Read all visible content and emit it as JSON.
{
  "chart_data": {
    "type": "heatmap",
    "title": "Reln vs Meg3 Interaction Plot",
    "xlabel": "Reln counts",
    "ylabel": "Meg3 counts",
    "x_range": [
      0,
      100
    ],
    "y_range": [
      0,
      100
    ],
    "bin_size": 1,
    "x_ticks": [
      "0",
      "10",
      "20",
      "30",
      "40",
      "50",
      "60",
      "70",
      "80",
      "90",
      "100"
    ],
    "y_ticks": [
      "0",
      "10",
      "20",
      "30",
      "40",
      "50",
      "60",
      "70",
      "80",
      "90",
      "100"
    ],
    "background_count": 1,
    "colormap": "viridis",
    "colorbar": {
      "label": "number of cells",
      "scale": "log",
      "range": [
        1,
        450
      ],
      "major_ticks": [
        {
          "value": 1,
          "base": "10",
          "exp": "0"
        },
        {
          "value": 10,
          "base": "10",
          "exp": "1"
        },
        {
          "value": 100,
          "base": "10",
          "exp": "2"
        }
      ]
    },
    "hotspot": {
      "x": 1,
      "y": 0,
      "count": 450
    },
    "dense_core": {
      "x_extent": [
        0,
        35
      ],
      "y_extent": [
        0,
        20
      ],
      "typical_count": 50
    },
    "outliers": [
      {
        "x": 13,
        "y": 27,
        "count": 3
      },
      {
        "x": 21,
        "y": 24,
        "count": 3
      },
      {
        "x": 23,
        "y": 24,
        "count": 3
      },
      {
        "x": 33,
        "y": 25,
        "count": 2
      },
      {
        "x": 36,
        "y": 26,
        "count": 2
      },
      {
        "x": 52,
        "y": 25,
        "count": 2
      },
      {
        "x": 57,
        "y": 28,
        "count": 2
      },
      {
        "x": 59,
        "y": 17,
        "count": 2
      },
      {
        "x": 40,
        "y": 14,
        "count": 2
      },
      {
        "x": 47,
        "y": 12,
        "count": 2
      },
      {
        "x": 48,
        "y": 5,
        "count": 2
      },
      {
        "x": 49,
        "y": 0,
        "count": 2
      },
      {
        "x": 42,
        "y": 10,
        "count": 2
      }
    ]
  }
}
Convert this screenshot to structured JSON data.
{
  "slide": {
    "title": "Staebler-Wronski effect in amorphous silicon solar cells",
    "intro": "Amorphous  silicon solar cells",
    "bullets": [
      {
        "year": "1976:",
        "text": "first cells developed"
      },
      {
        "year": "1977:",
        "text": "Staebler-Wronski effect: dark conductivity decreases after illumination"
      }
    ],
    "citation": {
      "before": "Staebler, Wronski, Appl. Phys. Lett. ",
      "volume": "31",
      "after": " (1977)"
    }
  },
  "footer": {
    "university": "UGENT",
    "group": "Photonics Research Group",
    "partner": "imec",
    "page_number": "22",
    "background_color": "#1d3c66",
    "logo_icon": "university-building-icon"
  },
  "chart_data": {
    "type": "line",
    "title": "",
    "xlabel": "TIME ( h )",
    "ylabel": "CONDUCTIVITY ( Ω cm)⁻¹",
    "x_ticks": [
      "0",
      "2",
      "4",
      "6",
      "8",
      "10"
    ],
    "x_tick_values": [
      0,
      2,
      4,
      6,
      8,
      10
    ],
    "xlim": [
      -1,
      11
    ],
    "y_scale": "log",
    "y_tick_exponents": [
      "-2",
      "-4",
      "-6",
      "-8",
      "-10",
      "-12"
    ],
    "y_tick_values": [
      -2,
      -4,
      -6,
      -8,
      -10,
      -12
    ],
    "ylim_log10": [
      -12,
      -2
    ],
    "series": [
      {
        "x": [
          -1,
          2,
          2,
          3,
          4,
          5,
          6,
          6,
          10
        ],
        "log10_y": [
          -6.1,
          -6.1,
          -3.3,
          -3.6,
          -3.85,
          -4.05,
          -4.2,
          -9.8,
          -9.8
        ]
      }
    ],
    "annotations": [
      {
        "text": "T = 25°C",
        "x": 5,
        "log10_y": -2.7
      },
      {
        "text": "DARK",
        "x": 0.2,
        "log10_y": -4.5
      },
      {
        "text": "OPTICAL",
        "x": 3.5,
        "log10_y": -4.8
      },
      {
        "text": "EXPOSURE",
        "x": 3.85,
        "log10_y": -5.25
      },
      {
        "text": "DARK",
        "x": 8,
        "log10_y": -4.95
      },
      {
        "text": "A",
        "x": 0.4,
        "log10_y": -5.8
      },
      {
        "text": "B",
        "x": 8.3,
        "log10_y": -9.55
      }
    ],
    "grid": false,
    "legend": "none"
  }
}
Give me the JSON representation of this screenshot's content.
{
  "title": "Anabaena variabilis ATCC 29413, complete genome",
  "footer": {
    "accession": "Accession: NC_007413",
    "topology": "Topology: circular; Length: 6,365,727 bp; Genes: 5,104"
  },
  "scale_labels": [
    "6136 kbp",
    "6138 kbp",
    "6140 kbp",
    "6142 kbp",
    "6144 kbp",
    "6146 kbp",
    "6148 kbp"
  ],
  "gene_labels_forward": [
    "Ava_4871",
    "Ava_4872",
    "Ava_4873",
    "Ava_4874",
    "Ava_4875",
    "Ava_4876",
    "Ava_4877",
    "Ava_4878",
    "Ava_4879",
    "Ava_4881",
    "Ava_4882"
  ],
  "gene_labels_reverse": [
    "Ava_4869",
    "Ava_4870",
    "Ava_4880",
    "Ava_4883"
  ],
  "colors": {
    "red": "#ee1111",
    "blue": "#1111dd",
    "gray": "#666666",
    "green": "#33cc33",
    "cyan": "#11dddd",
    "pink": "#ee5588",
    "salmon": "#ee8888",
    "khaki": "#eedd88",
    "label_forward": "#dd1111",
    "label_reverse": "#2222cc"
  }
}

--------

▶ _WORK TASK_:
The reply should hold only how many lines in the material include the word "Staebler".

▶ _SOLUTION FOR THIS TASK_:
3